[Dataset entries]
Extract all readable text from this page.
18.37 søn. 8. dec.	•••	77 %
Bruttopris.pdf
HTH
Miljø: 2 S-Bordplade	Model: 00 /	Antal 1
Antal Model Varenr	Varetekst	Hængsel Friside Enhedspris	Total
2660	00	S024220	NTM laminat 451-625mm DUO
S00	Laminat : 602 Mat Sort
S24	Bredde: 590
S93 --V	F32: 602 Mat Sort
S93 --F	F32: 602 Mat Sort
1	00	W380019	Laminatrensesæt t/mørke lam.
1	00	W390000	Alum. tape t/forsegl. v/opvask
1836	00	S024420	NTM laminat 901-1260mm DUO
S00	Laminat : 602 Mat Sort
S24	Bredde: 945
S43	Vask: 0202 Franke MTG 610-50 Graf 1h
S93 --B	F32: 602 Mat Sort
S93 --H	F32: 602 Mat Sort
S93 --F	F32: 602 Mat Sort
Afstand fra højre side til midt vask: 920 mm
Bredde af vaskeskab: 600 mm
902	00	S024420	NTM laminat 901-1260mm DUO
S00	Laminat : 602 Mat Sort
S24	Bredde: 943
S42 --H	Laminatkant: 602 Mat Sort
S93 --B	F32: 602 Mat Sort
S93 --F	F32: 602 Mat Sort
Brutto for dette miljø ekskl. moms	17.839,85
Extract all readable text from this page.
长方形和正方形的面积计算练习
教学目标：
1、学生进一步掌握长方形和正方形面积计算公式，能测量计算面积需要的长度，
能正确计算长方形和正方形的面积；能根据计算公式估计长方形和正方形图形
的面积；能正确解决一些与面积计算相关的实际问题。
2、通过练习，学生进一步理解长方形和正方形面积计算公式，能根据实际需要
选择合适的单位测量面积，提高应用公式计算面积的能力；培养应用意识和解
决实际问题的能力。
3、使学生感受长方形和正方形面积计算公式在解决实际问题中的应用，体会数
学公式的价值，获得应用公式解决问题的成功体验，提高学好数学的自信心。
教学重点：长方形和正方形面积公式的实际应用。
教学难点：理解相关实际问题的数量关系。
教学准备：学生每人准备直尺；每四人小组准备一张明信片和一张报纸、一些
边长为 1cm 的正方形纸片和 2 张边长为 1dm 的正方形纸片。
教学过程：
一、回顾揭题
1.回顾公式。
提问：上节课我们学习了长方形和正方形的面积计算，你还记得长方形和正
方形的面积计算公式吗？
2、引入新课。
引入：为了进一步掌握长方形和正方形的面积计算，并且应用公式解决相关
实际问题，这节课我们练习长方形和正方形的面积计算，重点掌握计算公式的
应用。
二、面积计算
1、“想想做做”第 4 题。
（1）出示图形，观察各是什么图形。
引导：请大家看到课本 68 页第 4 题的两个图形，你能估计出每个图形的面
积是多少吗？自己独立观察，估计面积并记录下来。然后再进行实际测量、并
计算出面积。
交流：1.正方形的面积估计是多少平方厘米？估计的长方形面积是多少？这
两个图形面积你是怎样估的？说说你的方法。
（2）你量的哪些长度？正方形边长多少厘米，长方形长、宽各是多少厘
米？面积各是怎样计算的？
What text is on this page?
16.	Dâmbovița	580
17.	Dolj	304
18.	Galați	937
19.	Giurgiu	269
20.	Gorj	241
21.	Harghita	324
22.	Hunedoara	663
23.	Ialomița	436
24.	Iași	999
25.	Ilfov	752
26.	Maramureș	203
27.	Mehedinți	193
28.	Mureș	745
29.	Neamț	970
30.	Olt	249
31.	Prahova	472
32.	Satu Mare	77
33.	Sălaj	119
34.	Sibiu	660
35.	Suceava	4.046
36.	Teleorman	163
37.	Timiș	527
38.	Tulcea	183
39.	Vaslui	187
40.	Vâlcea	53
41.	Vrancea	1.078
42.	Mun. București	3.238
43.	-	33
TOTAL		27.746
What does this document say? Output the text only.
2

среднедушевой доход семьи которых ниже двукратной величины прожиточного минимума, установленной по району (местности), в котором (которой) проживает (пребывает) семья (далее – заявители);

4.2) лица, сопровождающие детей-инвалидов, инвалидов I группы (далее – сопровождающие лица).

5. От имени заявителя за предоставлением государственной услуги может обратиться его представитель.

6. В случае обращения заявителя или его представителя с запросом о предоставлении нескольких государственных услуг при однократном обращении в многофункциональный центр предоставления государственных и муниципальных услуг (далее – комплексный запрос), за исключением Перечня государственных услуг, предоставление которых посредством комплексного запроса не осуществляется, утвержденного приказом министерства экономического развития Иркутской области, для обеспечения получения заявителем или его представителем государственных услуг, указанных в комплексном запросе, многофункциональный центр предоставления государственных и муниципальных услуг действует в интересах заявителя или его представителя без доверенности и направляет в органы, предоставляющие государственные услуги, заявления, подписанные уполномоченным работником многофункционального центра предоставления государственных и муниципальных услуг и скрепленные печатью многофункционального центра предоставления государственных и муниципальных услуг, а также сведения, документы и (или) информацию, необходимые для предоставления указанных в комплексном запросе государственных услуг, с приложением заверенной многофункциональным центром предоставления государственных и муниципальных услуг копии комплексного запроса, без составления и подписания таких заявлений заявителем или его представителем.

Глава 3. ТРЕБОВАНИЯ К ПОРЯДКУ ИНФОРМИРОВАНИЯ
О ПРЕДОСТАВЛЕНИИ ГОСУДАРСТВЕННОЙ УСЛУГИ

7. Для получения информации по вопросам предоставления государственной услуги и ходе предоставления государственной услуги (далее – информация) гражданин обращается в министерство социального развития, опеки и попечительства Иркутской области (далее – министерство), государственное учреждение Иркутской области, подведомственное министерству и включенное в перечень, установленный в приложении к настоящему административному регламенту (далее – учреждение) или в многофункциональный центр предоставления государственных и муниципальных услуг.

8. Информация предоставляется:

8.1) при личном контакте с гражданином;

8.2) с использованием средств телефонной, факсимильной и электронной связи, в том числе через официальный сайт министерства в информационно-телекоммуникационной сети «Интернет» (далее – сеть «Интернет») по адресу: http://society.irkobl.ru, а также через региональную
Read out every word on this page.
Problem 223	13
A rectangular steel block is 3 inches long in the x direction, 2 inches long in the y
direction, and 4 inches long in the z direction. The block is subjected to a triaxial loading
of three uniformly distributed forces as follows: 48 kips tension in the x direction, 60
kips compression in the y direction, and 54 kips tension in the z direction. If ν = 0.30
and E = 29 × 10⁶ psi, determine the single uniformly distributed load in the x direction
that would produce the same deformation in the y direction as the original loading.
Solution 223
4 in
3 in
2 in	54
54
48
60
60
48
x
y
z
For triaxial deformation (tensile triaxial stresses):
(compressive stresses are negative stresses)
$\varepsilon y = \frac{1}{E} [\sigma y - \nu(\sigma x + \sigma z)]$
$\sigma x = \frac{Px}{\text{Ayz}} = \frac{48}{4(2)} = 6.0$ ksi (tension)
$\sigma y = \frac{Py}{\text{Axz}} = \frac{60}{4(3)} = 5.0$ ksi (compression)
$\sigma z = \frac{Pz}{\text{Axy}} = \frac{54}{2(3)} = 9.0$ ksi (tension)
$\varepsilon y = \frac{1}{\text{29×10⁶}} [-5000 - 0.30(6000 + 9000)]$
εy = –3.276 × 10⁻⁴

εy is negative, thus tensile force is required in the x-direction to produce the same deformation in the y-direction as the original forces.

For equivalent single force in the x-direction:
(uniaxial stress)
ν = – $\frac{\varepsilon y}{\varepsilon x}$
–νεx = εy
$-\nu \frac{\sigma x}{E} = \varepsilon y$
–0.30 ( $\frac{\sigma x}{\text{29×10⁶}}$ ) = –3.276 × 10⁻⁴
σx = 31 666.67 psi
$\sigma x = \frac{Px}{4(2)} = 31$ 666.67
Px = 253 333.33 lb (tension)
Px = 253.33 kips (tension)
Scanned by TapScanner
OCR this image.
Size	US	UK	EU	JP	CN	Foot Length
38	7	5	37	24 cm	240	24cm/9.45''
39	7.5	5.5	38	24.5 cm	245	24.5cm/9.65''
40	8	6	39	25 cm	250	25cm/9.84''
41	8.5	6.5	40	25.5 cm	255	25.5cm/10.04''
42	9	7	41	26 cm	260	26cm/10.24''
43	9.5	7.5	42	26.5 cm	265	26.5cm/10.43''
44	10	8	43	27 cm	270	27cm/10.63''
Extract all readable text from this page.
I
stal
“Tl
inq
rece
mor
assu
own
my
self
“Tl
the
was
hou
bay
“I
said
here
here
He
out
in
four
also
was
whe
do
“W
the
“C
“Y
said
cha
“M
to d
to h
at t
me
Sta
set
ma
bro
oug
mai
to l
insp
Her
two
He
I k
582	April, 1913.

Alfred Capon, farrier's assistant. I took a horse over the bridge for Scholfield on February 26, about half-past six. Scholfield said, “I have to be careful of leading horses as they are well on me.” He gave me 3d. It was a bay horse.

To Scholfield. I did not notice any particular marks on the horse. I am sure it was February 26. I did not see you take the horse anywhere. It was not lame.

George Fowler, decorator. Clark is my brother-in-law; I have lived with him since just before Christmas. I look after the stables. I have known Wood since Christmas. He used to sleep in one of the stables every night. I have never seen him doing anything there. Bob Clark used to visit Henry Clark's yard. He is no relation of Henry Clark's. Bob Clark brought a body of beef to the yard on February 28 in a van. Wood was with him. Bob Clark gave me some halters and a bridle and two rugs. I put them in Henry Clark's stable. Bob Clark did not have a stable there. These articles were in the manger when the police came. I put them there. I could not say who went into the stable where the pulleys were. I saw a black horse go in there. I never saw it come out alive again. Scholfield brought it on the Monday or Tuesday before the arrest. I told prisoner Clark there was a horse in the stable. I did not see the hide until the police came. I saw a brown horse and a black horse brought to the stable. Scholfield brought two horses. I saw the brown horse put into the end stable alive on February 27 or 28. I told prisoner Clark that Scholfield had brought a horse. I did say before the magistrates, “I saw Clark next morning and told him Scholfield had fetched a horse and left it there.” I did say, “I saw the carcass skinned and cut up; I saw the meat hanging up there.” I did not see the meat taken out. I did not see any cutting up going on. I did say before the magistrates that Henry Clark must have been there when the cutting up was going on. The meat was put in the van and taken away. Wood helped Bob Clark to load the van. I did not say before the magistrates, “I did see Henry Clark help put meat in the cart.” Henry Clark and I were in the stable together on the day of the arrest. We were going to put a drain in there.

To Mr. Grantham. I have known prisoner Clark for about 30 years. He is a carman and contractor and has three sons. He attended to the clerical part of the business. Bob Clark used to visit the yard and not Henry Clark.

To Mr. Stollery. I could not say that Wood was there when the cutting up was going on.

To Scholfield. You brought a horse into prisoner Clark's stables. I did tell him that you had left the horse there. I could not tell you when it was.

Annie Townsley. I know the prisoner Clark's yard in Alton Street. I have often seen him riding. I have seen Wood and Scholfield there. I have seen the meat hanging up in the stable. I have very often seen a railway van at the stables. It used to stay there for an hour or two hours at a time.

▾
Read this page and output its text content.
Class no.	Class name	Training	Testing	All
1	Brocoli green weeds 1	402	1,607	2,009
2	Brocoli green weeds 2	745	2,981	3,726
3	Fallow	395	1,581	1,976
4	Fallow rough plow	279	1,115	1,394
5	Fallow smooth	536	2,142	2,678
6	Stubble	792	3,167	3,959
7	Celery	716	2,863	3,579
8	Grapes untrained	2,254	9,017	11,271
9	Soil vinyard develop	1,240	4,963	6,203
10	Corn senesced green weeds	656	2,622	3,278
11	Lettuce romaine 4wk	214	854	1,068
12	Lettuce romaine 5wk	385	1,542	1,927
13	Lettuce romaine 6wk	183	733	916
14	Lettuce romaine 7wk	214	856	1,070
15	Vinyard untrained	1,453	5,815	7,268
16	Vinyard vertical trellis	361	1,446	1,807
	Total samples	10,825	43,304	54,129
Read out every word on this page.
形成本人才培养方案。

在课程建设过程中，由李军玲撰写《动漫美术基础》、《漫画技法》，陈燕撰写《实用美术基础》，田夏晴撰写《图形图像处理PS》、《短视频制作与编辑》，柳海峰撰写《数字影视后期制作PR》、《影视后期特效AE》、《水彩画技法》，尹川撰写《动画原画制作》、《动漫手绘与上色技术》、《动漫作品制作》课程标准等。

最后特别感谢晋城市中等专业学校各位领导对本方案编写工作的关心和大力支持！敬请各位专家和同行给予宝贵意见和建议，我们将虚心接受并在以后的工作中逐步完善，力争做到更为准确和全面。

» **Stated problem**
List all lines above in which the string "Lettuce" appears.

» **Answer for the task**
11	Lettuce romaine 4wk	214	854	1,068
12	Lettuce romaine 5wk	385	1,542	1,927
13	Lettuce romaine 6wk	183	733	916
14	Lettuce romaine 7wk	214	856	1,070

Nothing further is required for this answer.